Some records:
---------------
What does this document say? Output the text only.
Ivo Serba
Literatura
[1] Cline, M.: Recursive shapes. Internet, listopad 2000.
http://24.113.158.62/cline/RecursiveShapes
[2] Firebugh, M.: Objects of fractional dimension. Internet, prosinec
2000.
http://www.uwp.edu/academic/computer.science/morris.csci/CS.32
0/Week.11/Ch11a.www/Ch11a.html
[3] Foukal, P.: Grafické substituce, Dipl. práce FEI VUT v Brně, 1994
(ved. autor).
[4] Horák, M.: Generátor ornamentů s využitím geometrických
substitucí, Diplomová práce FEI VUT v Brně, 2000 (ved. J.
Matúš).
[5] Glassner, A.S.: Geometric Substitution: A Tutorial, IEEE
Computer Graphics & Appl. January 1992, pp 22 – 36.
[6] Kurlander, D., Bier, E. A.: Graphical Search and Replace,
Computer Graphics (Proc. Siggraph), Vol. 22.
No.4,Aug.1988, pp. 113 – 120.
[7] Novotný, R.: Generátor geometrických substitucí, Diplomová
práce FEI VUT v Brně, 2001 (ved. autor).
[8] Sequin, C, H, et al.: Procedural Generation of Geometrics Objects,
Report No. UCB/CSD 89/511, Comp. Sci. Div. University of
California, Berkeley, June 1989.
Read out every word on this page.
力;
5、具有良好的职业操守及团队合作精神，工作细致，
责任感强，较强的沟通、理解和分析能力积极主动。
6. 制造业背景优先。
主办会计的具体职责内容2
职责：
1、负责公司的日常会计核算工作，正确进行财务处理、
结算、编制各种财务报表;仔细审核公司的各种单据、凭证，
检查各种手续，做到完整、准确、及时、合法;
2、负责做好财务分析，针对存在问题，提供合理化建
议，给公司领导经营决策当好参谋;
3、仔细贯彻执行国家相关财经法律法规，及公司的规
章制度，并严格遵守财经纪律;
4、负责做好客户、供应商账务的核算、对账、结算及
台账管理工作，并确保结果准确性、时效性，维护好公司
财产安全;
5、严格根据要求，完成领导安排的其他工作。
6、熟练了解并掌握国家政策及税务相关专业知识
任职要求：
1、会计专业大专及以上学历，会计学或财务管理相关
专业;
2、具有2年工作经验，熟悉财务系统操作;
---------------
◆ Instructions to follow
All the entries above need to be reproduced exactly.

◆ Response for this exercise
What does this document say? Output the text only.
Ivo Serba
Literatura
[1] Cline, M.: Recursive shapes. Internet, listopad 2000.
http://24.113.158.62/cline/RecursiveShapes
[2] Firebugh, M.: Objects of fractional dimension. Internet, prosinec
2000.
http://www.uwp.edu/academic/computer.science/morris.csci/CS.32
0/Week.11/Ch11a.www/Ch11a.html
[3] Foukal, P.: Grafické substituce, Dipl. práce FEI VUT v Brně, 1994
(ved. autor).
[4] Horák, M.: Generátor ornamentů s využitím geometrických
substitucí, Diplomová práce FEI VUT v Brně, 2000 (ved. J.
Matúš).
[5] Glassner, A.S.: Geometric Substitution: A Tutorial, IEEE
Computer Graphics & Appl. January 1992, pp 22 – 36.
[6] Kurlander, D., Bier, E. A.: Graphical Search and Replace,
Computer Graphics (Proc. Siggraph), Vol. 22.
No.4,Aug.1988, pp. 113 – 120.
[7] Novotný, R.: Generátor geometrických substitucí, Diplomová
práce FEI VUT v Brně, 2001 (ved. autor).
[8] Sequin, C, H, et al.: Procedural Generation of Geometrics Objects,
Report No. UCB/CSD 89/511, Comp. Sci. Div. University of
California, Berkeley, June 1989.
Read out every word on this page.
力;
5、具有良好的职业操守及团队合作精神，工作细致，
责任感强，较强的沟通、理解和分析能力积极主动。
6. 制造业背景优先。
主办会计的具体职责内容2
职责：
1、负责公司的日常会计核算工作，正确进行财务处理、
结算、编制各种财务报表;仔细审核公司的各种单据、凭证，
检查各种手续，做到完整、准确、及时、合法;
2、负责做好财务分析，针对存在问题，提供合理化建
议，给公司领导经营决策当好参谋;
3、仔细贯彻执行国家相关财经法律法规，及公司的规
章制度，并严格遵守财经纪律;
4、负责做好客户、供应商账务的核算、对账、结算及
台账管理工作，并确保结果准确性、时效性，维护好公司
财产安全;
5、严格根据要求，完成领导安排的其他工作。
6、熟练了解并掌握国家政策及税务相关专业知识
任职要求：
1、会计专业大专及以上学历，会计学或财务管理相关
专业;
2、具有2年工作经验，熟悉财务系统操作;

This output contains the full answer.